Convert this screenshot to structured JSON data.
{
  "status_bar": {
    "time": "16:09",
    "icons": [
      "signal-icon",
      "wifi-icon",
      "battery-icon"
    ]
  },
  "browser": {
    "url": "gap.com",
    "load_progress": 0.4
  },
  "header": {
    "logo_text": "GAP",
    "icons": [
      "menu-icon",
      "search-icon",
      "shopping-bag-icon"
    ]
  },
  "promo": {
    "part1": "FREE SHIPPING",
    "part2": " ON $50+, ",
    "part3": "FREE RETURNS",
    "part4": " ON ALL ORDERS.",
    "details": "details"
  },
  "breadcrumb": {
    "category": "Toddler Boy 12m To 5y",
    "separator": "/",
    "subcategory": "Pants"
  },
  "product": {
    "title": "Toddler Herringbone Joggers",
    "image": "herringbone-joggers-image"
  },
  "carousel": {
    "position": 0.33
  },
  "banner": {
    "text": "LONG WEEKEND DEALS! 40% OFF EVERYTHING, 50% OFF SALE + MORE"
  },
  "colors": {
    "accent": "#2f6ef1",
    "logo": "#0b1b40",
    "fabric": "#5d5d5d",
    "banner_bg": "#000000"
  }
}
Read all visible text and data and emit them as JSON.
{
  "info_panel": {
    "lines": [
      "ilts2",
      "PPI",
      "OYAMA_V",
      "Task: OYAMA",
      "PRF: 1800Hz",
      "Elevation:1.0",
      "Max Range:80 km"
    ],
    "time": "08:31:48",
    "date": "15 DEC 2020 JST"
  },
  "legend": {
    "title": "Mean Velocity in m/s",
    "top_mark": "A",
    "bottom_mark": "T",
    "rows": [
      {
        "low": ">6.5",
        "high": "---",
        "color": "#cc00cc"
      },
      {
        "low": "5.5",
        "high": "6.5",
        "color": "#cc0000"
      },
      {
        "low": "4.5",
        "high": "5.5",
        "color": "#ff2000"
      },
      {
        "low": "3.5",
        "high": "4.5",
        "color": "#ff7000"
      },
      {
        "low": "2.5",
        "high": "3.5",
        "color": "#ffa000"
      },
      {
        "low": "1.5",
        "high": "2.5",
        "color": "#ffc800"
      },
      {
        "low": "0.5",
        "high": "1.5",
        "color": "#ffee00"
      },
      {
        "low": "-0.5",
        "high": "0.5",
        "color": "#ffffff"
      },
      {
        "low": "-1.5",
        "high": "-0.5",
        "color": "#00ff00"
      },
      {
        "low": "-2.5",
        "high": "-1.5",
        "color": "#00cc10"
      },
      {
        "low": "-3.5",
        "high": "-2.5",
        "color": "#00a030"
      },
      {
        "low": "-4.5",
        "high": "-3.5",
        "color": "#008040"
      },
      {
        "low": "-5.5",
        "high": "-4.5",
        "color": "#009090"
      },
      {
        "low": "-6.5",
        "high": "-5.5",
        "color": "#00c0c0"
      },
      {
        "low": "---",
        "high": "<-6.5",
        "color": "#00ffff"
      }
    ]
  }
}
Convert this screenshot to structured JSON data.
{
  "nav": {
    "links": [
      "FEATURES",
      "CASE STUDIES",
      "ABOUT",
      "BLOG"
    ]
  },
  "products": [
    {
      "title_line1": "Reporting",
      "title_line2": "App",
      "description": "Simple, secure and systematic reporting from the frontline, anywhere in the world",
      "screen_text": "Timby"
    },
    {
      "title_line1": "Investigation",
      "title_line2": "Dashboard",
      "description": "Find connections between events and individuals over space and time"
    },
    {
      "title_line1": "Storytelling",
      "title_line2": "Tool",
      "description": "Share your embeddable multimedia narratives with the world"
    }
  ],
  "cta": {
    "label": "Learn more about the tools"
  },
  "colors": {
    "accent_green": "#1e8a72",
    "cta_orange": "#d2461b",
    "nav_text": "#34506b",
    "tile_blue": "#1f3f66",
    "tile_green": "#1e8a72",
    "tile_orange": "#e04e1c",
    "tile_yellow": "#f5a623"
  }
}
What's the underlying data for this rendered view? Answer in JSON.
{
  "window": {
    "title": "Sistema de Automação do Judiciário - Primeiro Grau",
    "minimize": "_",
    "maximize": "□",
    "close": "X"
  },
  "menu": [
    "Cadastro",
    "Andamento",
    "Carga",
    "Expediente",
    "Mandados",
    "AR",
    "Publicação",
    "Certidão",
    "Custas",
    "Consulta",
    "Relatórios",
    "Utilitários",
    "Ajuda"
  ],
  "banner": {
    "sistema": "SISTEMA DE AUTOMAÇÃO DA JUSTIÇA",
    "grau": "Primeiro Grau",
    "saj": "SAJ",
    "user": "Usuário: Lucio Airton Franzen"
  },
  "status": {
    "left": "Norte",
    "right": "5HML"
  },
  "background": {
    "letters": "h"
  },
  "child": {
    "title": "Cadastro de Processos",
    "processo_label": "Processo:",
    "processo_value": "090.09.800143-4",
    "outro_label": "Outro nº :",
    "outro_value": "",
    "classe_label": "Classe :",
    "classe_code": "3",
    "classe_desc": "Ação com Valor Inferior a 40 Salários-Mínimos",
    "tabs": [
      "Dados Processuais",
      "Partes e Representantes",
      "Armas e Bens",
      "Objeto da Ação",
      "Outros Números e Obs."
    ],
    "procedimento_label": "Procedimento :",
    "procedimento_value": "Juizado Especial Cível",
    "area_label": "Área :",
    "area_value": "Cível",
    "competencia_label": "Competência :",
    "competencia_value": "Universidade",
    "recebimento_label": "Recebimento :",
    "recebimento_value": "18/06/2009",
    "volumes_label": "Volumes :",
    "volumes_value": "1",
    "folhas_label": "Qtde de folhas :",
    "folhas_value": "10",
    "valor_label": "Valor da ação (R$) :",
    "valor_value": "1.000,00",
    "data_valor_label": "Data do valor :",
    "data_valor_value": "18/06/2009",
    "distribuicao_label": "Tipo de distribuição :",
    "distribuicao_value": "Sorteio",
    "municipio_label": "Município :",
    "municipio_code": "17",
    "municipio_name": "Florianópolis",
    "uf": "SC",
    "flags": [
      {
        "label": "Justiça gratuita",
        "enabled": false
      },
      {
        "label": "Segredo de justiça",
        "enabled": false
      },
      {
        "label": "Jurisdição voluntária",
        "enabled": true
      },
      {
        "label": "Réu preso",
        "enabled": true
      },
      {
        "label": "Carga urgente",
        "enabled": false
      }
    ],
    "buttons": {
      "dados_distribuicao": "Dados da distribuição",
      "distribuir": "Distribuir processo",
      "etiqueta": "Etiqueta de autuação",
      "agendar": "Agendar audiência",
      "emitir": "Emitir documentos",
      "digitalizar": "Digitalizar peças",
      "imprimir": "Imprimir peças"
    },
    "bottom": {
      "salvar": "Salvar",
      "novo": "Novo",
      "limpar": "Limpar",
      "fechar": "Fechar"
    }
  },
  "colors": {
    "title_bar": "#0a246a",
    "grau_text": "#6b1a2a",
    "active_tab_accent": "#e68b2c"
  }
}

TASK DIRECTIONS:
Each entry above is to be set down again in exactly the same words.

ANSWER TO THIS TASK:
Convert this screenshot to structured JSON data.
{
  "status_bar": {
    "time": "16:09",
    "icons": [
      "signal-icon",
      "wifi-icon",
      "battery-icon"
    ]
  },
  "browser": {
    "url": "gap.com",
    "load_progress": 0.4
  },
  "header": {
    "logo_text": "GAP",
    "icons": [
      "menu-icon",
      "search-icon",
      "shopping-bag-icon"
    ]
  },
  "promo": {
    "part1": "FREE SHIPPING",
    "part2": " ON $50+, ",
    "part3": "FREE RETURNS",
    "part4": " ON ALL ORDERS.",
    "details": "details"
  },
  "breadcrumb": {
    "category": "Toddler Boy 12m To 5y",
    "separator": "/",
    "subcategory": "Pants"
  },
  "product": {
    "title": "Toddler Herringbone Joggers",
    "image": "herringbone-joggers-image"
  },
  "carousel": {
    "position": 0.33
  },
  "banner": {
    "text": "LONG WEEKEND DEALS! 40% OFF EVERYTHING, 50% OFF SALE + MORE"
  },
  "colors": {
    "accent": "#2f6ef1",
    "logo": "#0b1b40",
    "fabric": "#5d5d5d",
    "banner_bg": "#000000"
  }
}
Read all visible text and data and emit them as JSON.
{
  "info_panel": {
    "lines": [
      "ilts2",
      "PPI",
      "OYAMA_V",
      "Task: OYAMA",
      "PRF: 1800Hz",
      "Elevation:1.0",
      "Max Range:80 km"
    ],
    "time": "08:31:48",
    "date": "15 DEC 2020 JST"
  },
  "legend": {
    "title": "Mean Velocity in m/s",
    "top_mark": "A",
    "bottom_mark": "T",
    "rows": [
      {
        "low": ">6.5",
        "high": "---",
        "color": "#cc00cc"
      },
      {
        "low": "5.5",
        "high": "6.5",
        "color": "#cc0000"
      },
      {
        "low": "4.5",
        "high": "5.5",
        "color": "#ff2000"
      },
      {
        "low": "3.5",
        "high": "4.5",
        "color": "#ff7000"
      },
      {
        "low": "2.5",
        "high": "3.5",
        "color": "#ffa000"
      },
      {
        "low": "1.5",
        "high": "2.5",
        "color": "#ffc800"
      },
      {
        "low": "0.5",
        "high": "1.5",
        "color": "#ffee00"
      },
      {
        "low": "-0.5",
        "high": "0.5",
        "color": "#ffffff"
      },
      {
        "low": "-1.5",
        "high": "-0.5",
        "color": "#00ff00"
      },
      {
        "low": "-2.5",
        "high": "-1.5",
        "color": "#00cc10"
      },
      {
        "low": "-3.5",
        "high": "-2.5",
        "color": "#00a030"
      },
      {
        "low": "-4.5",
        "high": "-3.5",
        "color": "#008040"
      },
      {
        "low": "-5.5",
        "high": "-4.5",
        "color": "#009090"
      },
      {
        "low": "-6.5",
        "high": "-5.5",
        "color": "#00c0c0"
      },
      {
        "low": "---",
        "high": "<-6.5",
        "color": "#00ffff"
      }
    ]
  }
}
Convert this screenshot to structured JSON data.
{
  "nav": {
    "links": [
      "FEATURES",
      "CASE STUDIES",
      "ABOUT",
      "BLOG"
    ]
  },
  "products": [
    {
      "title_line1": "Reporting",
      "title_line2": "App",
      "description": "Simple, secure and systematic reporting from the frontline, anywhere in the world",
      "screen_text": "Timby"
    },
    {
      "title_line1": "Investigation",
      "title_line2": "Dashboard",
      "description": "Find connections between events and individuals over space and time"
    },
    {
      "title_line1": "Storytelling",
      "title_line2": "Tool",
      "description": "Share your embeddable multimedia narratives with the world"
    }
  ],
  "cta": {
    "label": "Learn more about the tools"
  },
  "colors": {
    "accent_green": "#1e8a72",
    "cta_orange": "#d2461b",
    "nav_text": "#34506b",
    "tile_blue": "#1f3f66",
    "tile_green": "#1e8a72",
    "tile_orange": "#e04e1c",
    "tile_yellow": "#f5a623"
  }
}
What's the underlying data for this rendered view? Answer in JSON.
{
  "window": {
    "title": "Sistema de Automação do Judiciário - Primeiro Grau",
    "minimize": "_",
    "maximize": "□",
    "close": "X"
  },
  "menu": [
    "Cadastro",
    "Andamento",
    "Carga",
    "Expediente",
    "Mandados",
    "AR",
    "Publicação",
    "Certidão",
    "Custas",
    "Consulta",
    "Relatórios",
    "Utilitários",
    "Ajuda"
  ],
  "banner": {
    "sistema": "SISTEMA DE AUTOMAÇÃO DA JUSTIÇA",
    "grau": "Primeiro Grau",
    "saj": "SAJ",
    "user": "Usuário: Lucio Airton Franzen"
  },
  "status": {
    "left": "Norte",
    "right": "5HML"
  },
  "background": {
    "letters": "h"
  },
  "child": {
    "title": "Cadastro de Processos",
    "processo_label": "Processo:",
    "processo_value": "090.09.800143-4",
    "outro_label": "Outro nº :",
    "outro_value": "",
    "classe_label": "Classe :",
    "classe_code": "3",
    "classe_desc": "Ação com Valor Inferior a 40 Salários-Mínimos",
    "tabs": [
      "Dados Processuais",
      "Partes e Representantes",
      "Armas e Bens",
      "Objeto da Ação",
      "Outros Números e Obs."
    ],
    "procedimento_label": "Procedimento :",
    "procedimento_value": "Juizado Especial Cível",
    "area_label": "Área :",
    "area_value": "Cível",
    "competencia_label": "Competência :",
    "competencia_value": "Universidade",
    "recebimento_label": "Recebimento :",
    "recebimento_value": "18/06/2009",
    "volumes_label": "Volumes :",
    "volumes_value": "1",
    "folhas_label": "Qtde de folhas :",
    "folhas_value": "10",
    "valor_label": "Valor da ação (R$) :",
    "valor_value": "1.000,00",
    "data_valor_label": "Data do valor :",
    "data_valor_value": "18/06/2009",
    "distribuicao_label": "Tipo de distribuição :",
    "distribuicao_value": "Sorteio",
    "municipio_label": "Município :",
    "municipio_code": "17",
    "municipio_name": "Florianópolis",
    "uf": "SC",
    "flags": [
      {
        "label": "Justiça gratuita",
        "enabled": false
      },
      {
        "label": "Segredo de justiça",
        "enabled": false
      },
      {
        "label": "Jurisdição voluntária",
        "enabled": true
      },
      {
        "label": "Réu preso",
        "enabled": true
      },
      {
        "label": "Carga urgente",
        "enabled": false
      }
    ],
    "buttons": {
      "dados_distribuicao": "Dados da distribuição",
      "distribuir": "Distribuir processo",
      "etiqueta": "Etiqueta de autuação",
      "agendar": "Agendar audiência",
      "emitir": "Emitir documentos",
      "digitalizar": "Digitalizar peças",
      "imprimir": "Imprimir peças"
    },
    "bottom": {
      "salvar": "Salvar",
      "novo": "Novo",
      "limpar": "Limpar",
      "fechar": "Fechar"
    }
  },
  "colors": {
    "title_bar": "#0a246a",
    "grau_text": "#6b1a2a",
    "active_tab_accent": "#e68b2c"
  }
}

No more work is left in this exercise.